§ **WRITTEN TASK**: Rewrite the listing below, changing every "series-line" to "data-line" and keeping everything else the same. Leave out the picture.

——

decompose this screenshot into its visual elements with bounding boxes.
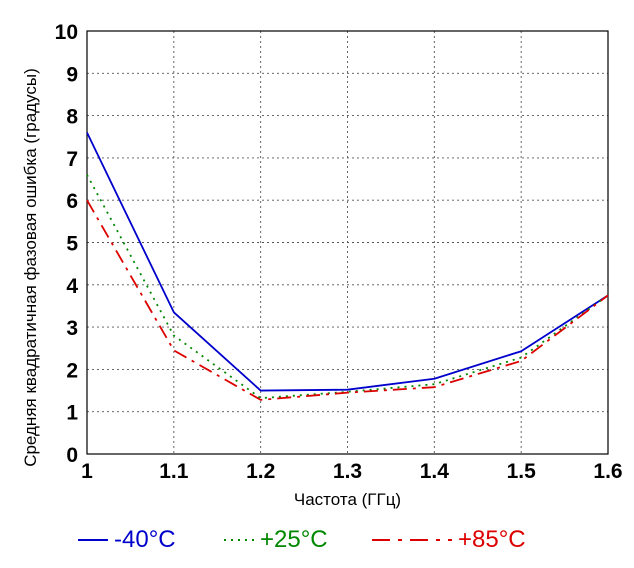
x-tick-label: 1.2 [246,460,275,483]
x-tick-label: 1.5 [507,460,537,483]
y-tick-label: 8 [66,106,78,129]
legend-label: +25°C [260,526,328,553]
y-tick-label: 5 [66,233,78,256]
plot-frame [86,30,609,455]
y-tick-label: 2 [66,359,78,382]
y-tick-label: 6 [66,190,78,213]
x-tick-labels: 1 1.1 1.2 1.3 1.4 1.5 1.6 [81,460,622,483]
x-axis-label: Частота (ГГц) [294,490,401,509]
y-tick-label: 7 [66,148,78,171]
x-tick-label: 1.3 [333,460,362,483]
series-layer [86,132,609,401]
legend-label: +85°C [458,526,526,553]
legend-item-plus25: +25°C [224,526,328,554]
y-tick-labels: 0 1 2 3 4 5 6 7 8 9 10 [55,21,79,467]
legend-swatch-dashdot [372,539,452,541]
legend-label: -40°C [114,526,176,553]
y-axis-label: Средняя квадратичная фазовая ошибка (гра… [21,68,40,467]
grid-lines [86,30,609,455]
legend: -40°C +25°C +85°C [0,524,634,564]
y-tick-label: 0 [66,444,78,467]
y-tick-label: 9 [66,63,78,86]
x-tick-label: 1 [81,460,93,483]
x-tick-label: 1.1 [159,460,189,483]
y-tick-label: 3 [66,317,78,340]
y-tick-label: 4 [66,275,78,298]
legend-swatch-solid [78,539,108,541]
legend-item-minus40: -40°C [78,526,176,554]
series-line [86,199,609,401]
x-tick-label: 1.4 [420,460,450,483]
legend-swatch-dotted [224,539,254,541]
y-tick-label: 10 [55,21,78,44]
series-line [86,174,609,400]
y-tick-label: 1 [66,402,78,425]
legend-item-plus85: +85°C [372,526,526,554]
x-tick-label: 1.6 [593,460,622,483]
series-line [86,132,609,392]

——

§ **WRITTEN RESPONSE**:
decompose this screenshot into its visual elements with bounding boxes.
x-tick-label: 1.2 [246,460,275,483]
x-tick-label: 1.5 [507,460,537,483]
y-tick-label: 8 [66,106,78,129]
legend-label: +25°C [260,526,328,553]
y-tick-label: 5 [66,233,78,256]
plot-frame [86,30,609,455]
y-tick-label: 2 [66,359,78,382]
y-tick-label: 6 [66,190,78,213]
x-tick-labels: 1 1.1 1.2 1.3 1.4 1.5 1.6 [81,460,622,483]
x-axis-label: Частота (ГГц) [294,490,401,509]
y-tick-label: 7 [66,148,78,171]
x-tick-label: 1.3 [333,460,362,483]
series-layer [86,132,609,401]
legend-label: +85°C [458,526,526,553]
legend-item-plus25: +25°C [224,526,328,554]
y-tick-labels: 0 1 2 3 4 5 6 7 8 9 10 [55,21,79,467]
legend-swatch-dashdot [372,539,452,541]
legend-label: -40°C [114,526,176,553]
y-axis-label: Средняя квадратичная фазовая ошибка (гра… [21,68,40,467]
grid-lines [86,30,609,455]
legend: -40°C +25°C +85°C [0,524,634,564]
y-tick-label: 0 [66,444,78,467]
y-tick-label: 9 [66,63,78,86]
x-tick-label: 1 [81,460,93,483]
x-tick-label: 1.1 [159,460,189,483]
y-tick-label: 3 [66,317,78,340]
y-tick-label: 4 [66,275,78,298]
legend-swatch-solid [78,539,108,541]
legend-item-minus40: -40°C [78,526,176,554]
data-line [86,199,609,401]
x-tick-label: 1.4 [420,460,450,483]
legend-swatch-dotted [224,539,254,541]
y-tick-label: 10 [55,21,78,44]
data-line [86,174,609,400]
y-tick-label: 1 [66,402,78,425]
legend-item-plus85: +85°C [372,526,526,554]
x-tick-label: 1.6 [593,460,622,483]
data-line [86,132,609,392]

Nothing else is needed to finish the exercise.